Recorded data:

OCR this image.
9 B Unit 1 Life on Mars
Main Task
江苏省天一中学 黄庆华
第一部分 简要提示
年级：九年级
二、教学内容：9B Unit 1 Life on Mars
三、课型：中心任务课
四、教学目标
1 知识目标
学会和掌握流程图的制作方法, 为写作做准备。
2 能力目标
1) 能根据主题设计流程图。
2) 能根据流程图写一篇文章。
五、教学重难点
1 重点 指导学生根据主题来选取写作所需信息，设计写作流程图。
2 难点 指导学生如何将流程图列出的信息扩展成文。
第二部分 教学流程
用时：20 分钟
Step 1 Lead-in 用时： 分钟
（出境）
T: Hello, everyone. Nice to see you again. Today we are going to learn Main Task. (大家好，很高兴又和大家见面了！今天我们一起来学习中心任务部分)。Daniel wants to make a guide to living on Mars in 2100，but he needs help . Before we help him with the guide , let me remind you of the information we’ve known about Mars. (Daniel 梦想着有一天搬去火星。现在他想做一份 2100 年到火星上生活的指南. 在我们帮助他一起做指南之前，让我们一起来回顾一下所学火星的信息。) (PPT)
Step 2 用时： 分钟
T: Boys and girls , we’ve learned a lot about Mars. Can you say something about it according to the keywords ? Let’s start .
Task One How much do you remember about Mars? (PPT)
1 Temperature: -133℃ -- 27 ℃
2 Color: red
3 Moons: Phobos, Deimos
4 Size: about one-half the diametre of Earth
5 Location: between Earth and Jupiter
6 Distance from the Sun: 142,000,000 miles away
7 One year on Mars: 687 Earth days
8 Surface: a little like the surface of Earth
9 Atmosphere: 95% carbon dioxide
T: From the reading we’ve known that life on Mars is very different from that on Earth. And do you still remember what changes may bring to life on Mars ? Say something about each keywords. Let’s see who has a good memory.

• **What is required**: Write out every entry word for word.

• **Answer for the task**:
OCR this image.
9 B Unit 1 Life on Mars
Main Task
江苏省天一中学 黄庆华
第一部分 简要提示
年级：九年级
二、教学内容：9B Unit 1 Life on Mars
三、课型：中心任务课
四、教学目标
1 知识目标
学会和掌握流程图的制作方法, 为写作做准备。
2 能力目标
1) 能根据主题设计流程图。
2) 能根据流程图写一篇文章。
五、教学重难点
1 重点 指导学生根据主题来选取写作所需信息，设计写作流程图。
2 难点 指导学生如何将流程图列出的信息扩展成文。
第二部分 教学流程
用时：20 分钟
Step 1 Lead-in 用时： 分钟
（出境）
T: Hello, everyone. Nice to see you again. Today we are going to learn Main Task. (大家好，很高兴又和大家见面了！今天我们一起来学习中心任务部分)。Daniel wants to make a guide to living on Mars in 2100，but he needs help . Before we help him with the guide , let me remind you of the information we’ve known about Mars. (Daniel 梦想着有一天搬去火星。现在他想做一份 2100 年到火星上生活的指南. 在我们帮助他一起做指南之前，让我们一起来回顾一下所学火星的信息。) (PPT)
Step 2 用时： 分钟
T: Boys and girls , we’ve learned a lot about Mars. Can you say something about it according to the keywords ? Let’s start .
Task One How much do you remember about Mars? (PPT)
1 Temperature: -133℃ -- 27 ℃
2 Color: red
3 Moons: Phobos, Deimos
4 Size: about one-half the diametre of Earth
5 Location: between Earth and Jupiter
6 Distance from the Sun: 142,000,000 miles away
7 One year on Mars: 687 Earth days
8 Surface: a little like the surface of Earth
9 Atmosphere: 95% carbon dioxide
T: From the reading we’ve known that life on Mars is very different from that on Earth. And do you still remember what changes may bring to life on Mars ? Say something about each keywords. Let’s see who has a good memory.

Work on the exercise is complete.